[Written request]
How many lines in this material include the string "ylabel"? Answer with the number and nothing further.

[Given records]

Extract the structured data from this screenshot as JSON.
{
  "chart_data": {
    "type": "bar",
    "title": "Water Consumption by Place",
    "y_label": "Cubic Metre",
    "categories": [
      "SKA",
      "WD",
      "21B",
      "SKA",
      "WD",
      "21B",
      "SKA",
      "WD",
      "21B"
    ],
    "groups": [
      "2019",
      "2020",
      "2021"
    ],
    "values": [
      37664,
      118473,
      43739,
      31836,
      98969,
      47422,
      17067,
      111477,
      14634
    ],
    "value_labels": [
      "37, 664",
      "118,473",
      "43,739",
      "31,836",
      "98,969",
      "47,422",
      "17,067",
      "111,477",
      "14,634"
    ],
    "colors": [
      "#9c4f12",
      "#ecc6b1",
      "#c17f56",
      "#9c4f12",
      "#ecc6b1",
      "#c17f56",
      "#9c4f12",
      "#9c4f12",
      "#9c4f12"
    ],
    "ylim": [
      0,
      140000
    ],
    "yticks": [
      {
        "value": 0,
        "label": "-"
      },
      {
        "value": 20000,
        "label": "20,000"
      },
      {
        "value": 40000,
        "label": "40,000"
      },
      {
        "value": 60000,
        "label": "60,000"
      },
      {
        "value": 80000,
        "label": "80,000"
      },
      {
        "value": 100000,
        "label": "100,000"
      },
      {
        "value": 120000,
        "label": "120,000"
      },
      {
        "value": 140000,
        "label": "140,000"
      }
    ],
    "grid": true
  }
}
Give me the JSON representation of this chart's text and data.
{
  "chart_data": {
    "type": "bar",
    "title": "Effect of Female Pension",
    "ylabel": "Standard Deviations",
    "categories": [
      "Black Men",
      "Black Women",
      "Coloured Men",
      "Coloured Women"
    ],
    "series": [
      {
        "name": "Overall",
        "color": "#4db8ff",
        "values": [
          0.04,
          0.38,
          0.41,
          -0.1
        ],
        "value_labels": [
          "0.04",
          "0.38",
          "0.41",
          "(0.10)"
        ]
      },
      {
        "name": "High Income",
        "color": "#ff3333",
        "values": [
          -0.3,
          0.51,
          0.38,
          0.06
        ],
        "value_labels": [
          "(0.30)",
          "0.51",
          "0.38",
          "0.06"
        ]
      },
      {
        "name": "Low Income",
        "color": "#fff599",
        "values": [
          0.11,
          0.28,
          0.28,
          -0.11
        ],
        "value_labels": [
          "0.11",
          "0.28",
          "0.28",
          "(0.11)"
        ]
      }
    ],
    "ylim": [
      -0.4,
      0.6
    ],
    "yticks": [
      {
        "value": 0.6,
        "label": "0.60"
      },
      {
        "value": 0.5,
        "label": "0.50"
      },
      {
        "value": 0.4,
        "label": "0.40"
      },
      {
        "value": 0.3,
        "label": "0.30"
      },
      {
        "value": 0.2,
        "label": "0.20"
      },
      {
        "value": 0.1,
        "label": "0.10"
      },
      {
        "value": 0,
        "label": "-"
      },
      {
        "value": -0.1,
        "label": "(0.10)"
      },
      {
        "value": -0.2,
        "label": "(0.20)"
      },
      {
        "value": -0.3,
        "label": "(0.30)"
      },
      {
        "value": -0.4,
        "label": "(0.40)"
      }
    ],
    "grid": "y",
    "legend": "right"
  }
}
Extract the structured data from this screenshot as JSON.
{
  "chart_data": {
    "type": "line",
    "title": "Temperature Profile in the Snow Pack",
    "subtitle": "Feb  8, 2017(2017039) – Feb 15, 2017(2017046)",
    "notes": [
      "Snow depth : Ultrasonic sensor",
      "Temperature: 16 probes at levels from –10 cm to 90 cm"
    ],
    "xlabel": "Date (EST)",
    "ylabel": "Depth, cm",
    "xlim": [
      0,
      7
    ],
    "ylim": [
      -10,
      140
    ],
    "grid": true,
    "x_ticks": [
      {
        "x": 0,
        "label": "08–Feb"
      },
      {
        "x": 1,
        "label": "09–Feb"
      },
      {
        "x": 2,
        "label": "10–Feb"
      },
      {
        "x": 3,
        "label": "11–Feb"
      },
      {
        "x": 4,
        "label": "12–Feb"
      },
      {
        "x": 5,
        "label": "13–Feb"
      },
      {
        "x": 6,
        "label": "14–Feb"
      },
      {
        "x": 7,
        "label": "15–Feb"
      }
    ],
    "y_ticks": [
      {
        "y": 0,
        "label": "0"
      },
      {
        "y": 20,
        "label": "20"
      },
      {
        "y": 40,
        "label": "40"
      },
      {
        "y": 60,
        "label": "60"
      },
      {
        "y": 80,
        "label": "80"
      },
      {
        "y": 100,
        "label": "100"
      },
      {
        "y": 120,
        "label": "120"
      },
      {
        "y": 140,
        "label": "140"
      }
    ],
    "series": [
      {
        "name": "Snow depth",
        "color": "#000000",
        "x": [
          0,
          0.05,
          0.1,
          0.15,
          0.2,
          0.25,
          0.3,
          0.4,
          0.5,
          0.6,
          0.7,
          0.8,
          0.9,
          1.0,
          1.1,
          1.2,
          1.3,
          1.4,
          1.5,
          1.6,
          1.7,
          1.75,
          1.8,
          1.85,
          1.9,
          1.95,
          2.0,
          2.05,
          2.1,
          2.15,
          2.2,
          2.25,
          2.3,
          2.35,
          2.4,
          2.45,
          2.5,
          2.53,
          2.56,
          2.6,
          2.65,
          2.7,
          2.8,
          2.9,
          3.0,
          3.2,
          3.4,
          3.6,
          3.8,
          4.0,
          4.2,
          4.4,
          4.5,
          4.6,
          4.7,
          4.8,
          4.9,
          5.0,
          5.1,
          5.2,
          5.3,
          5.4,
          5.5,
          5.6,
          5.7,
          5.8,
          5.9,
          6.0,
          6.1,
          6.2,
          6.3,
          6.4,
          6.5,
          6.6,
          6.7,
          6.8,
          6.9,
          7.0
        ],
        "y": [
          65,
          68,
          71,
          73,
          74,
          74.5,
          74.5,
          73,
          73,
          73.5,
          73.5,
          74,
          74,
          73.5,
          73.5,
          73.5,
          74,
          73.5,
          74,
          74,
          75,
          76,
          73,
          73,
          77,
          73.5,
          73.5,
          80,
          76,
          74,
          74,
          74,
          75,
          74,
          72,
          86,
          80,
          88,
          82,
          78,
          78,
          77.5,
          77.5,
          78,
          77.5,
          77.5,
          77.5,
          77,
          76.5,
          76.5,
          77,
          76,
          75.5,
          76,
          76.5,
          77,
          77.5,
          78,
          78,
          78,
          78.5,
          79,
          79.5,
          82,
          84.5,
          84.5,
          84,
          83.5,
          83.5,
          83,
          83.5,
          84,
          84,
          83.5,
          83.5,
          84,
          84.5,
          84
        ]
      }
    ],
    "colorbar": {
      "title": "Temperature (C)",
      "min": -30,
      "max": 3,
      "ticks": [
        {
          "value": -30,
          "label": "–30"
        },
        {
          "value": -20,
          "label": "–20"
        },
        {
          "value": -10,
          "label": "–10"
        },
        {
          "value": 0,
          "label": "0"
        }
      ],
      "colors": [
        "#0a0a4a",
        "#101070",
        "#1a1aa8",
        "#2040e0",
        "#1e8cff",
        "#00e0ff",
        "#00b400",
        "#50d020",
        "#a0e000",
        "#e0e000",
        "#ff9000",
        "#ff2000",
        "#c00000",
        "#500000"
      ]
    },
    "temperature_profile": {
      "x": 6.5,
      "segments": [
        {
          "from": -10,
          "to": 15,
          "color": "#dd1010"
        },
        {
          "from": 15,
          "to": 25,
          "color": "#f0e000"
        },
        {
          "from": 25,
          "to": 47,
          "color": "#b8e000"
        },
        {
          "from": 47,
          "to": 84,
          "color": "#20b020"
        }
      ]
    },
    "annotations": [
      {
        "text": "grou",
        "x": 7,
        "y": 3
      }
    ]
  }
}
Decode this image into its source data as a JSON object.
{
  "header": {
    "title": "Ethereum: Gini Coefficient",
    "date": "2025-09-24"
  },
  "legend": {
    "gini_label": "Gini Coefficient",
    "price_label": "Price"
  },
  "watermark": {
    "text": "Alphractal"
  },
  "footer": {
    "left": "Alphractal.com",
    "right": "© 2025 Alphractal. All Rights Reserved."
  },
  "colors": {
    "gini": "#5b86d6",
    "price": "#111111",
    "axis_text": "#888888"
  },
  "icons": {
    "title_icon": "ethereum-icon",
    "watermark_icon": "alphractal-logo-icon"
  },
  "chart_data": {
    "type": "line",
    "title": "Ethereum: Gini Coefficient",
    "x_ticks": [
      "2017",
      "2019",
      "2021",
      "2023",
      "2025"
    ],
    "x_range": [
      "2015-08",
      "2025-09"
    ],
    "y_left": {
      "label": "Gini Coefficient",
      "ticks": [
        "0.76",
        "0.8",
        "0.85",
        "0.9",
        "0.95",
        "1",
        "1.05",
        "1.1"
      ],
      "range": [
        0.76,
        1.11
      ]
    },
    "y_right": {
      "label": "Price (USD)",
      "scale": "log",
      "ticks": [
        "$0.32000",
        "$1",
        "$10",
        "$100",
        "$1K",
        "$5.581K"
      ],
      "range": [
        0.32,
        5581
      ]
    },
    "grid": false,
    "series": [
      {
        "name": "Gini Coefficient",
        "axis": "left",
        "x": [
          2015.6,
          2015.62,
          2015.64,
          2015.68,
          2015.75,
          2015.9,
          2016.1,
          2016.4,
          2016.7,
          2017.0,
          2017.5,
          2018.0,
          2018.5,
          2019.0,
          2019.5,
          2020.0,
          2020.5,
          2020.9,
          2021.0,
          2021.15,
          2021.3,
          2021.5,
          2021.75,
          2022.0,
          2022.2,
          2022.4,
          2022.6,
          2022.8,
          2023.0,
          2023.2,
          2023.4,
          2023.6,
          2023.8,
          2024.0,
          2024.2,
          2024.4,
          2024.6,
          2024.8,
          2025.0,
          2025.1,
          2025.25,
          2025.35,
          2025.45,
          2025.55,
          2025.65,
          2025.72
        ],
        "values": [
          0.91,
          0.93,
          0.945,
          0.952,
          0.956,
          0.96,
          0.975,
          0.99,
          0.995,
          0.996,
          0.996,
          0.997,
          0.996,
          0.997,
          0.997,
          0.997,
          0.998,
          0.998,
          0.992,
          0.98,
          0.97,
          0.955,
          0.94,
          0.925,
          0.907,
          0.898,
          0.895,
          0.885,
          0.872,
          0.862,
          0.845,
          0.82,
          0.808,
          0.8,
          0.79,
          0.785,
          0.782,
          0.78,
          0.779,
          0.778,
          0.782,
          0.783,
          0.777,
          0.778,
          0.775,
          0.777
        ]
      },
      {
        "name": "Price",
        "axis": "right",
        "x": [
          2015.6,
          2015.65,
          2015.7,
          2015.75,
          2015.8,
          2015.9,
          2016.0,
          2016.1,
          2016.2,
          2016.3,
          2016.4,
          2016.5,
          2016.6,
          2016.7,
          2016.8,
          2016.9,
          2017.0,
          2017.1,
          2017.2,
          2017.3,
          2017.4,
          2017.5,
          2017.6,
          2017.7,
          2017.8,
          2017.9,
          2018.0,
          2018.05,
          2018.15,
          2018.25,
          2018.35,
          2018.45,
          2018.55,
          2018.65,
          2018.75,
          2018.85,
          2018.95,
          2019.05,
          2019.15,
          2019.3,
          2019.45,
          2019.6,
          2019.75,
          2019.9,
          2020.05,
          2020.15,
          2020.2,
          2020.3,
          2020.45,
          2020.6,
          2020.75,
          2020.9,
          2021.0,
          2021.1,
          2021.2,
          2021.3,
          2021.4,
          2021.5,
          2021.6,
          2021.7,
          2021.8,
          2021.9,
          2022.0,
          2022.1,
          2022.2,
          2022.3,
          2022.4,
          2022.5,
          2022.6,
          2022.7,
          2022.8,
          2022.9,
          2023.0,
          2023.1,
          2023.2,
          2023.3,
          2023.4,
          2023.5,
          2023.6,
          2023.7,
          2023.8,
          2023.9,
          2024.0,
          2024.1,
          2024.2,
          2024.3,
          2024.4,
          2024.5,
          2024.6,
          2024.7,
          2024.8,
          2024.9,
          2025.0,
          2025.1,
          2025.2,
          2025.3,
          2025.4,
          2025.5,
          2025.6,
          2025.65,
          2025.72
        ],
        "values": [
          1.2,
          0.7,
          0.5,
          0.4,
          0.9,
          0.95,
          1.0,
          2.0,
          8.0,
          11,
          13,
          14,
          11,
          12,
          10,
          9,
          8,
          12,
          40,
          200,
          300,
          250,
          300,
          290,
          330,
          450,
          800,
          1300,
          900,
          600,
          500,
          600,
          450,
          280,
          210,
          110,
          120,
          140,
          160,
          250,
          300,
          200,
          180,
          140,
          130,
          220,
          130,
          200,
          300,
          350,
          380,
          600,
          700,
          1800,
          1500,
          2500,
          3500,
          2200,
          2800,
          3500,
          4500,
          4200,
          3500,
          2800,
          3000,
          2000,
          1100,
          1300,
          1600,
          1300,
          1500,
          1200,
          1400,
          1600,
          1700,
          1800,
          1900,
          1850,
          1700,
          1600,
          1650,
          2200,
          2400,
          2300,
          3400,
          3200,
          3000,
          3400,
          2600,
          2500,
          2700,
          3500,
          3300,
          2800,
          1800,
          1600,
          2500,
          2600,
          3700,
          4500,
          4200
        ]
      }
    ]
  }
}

[Solution below]
2